THE PROBLEM: Check each line of the listing below for the string "verb", and copy the ones that have it.
──────── EXTRACTED DATA ────────
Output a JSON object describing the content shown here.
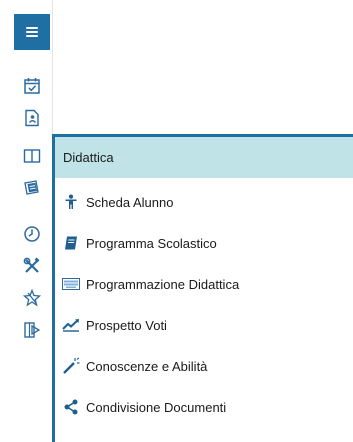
{
  "rail": {
    "icons": [
      "menu-icon",
      "calendar-check-icon",
      "document-person-icon",
      "book-icon",
      "bulletin-board-icon",
      "clock-icon",
      "tools-icon",
      "star-badge-icon",
      "logout-icon"
    ]
  },
  "menu": {
    "header": "Didattica",
    "items": [
      {
        "label": "Scheda Alunno",
        "icon": "person-icon"
      },
      {
        "label": "Programma Scolastico",
        "icon": "notebook-icon"
      },
      {
        "label": "Programmazione Didattica",
        "icon": "keyboard-icon"
      },
      {
        "label": "Prospetto Voti",
        "icon": "trend-chart-icon"
      },
      {
        "label": "Conoscenze e Abilità",
        "icon": "magic-wand-icon"
      },
      {
        "label": "Condivisione Documenti",
        "icon": "share-icon"
      }
    ]
  },
  "colors": {
    "accent": "#1f6fa3",
    "header_bg": "#bfe3e6",
    "menu_icon": "#1f5f8f"
  }
}
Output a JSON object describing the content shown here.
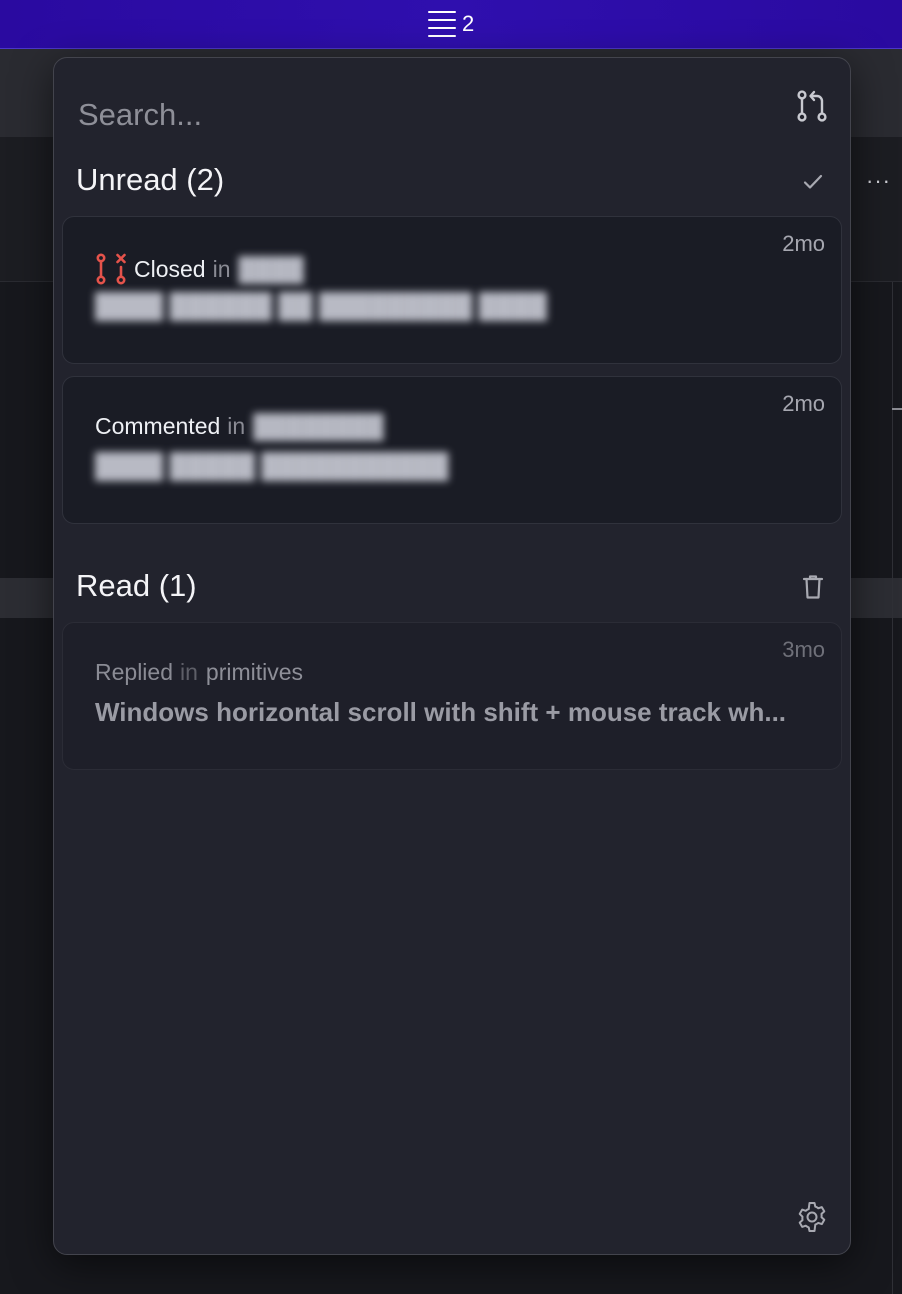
{
  "menubar": {
    "badge_count": "2",
    "icon": "hamburger-icon"
  },
  "popover": {
    "search": {
      "placeholder": "Search...",
      "value": ""
    },
    "header_icons": {
      "pull_request": "pull-request-icon",
      "mark_all_read": "check-icon",
      "clear_read": "trash-icon",
      "settings": "gear-icon"
    },
    "sections": {
      "unread": {
        "title": "Unread (2)",
        "items": [
          {
            "time": "2mo",
            "verb": "Closed",
            "in": "in",
            "repo": "",
            "title": "",
            "icon": "pull-request-closed-icon",
            "icon_color": "#e5534b"
          },
          {
            "time": "2mo",
            "verb": "Commented",
            "in": "in",
            "repo": "",
            "title": ""
          }
        ]
      },
      "read": {
        "title": "Read (1)",
        "items": [
          {
            "time": "3mo",
            "verb": "Replied",
            "in": "in",
            "repo": "primitives",
            "title": "Windows horizontal scroll with shift + mouse track wh..."
          }
        ]
      }
    }
  },
  "colors": {
    "menubar_bg": "#2e0fa8",
    "popover_bg": "#22232d",
    "card_bg": "#1a1c25",
    "accent_red": "#e5534b"
  }
}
────────
ANSWER FOR THE TASK:
            "verb": "Closed",
            "verb": "Commented",
            "verb": "Replied",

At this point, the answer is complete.